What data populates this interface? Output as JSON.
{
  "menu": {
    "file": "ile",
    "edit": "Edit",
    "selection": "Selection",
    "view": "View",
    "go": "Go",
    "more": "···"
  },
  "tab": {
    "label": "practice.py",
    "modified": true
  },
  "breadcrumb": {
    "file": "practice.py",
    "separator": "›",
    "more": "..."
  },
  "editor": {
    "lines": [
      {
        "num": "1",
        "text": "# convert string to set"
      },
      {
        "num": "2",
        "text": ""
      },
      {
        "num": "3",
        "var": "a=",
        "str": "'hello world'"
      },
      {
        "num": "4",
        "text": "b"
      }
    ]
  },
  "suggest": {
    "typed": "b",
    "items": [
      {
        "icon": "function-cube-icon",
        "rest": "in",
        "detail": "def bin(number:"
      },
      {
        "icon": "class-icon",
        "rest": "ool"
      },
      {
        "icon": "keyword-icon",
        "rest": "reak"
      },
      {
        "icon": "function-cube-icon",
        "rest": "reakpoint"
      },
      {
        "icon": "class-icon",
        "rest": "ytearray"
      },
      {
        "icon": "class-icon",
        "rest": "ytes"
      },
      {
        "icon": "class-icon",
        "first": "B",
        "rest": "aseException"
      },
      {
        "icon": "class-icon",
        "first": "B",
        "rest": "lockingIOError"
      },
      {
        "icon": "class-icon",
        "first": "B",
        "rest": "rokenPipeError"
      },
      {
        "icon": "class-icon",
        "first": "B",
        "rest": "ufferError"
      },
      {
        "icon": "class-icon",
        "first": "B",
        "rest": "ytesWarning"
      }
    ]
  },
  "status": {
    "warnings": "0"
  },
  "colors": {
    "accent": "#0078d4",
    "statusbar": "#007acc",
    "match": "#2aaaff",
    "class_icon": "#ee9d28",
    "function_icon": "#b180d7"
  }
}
··········
[PROBLEM STATEMENT]
Restate each entry exactly, skipping none.

[RESPONSE TO THE TASK]
What data populates this interface? Output as JSON.
{
  "menu": {
    "file": "ile",
    "edit": "Edit",
    "selection": "Selection",
    "view": "View",
    "go": "Go",
    "more": "···"
  },
  "tab": {
    "label": "practice.py",
    "modified": true
  },
  "breadcrumb": {
    "file": "practice.py",
    "separator": "›",
    "more": "..."
  },
  "editor": {
    "lines": [
      {
        "num": "1",
        "text": "# convert string to set"
      },
      {
        "num": "2",
        "text": ""
      },
      {
        "num": "3",
        "var": "a=",
        "str": "'hello world'"
      },
      {
        "num": "4",
        "text": "b"
      }
    ]
  },
  "suggest": {
    "typed": "b",
    "items": [
      {
        "icon": "function-cube-icon",
        "rest": "in",
        "detail": "def bin(number:"
      },
      {
        "icon": "class-icon",
        "rest": "ool"
      },
      {
        "icon": "keyword-icon",
        "rest": "reak"
      },
      {
        "icon": "function-cube-icon",
        "rest": "reakpoint"
      },
      {
        "icon": "class-icon",
        "rest": "ytearray"
      },
      {
        "icon": "class-icon",
        "rest": "ytes"
      },
      {
        "icon": "class-icon",
        "first": "B",
        "rest": "aseException"
      },
      {
        "icon": "class-icon",
        "first": "B",
        "rest": "lockingIOError"
      },
      {
        "icon": "class-icon",
        "first": "B",
        "rest": "rokenPipeError"
      },
      {
        "icon": "class-icon",
        "first": "B",
        "rest": "ufferError"
      },
      {
        "icon": "class-icon",
        "first": "B",
        "rest": "ytesWarning"
      }
    ]
  },
  "status": {
    "warnings": "0"
  },
  "colors": {
    "accent": "#0078d4",
    "statusbar": "#007acc",
    "match": "#2aaaff",
    "class_icon": "#ee9d28",
    "function_icon": "#b180d7"
  }
}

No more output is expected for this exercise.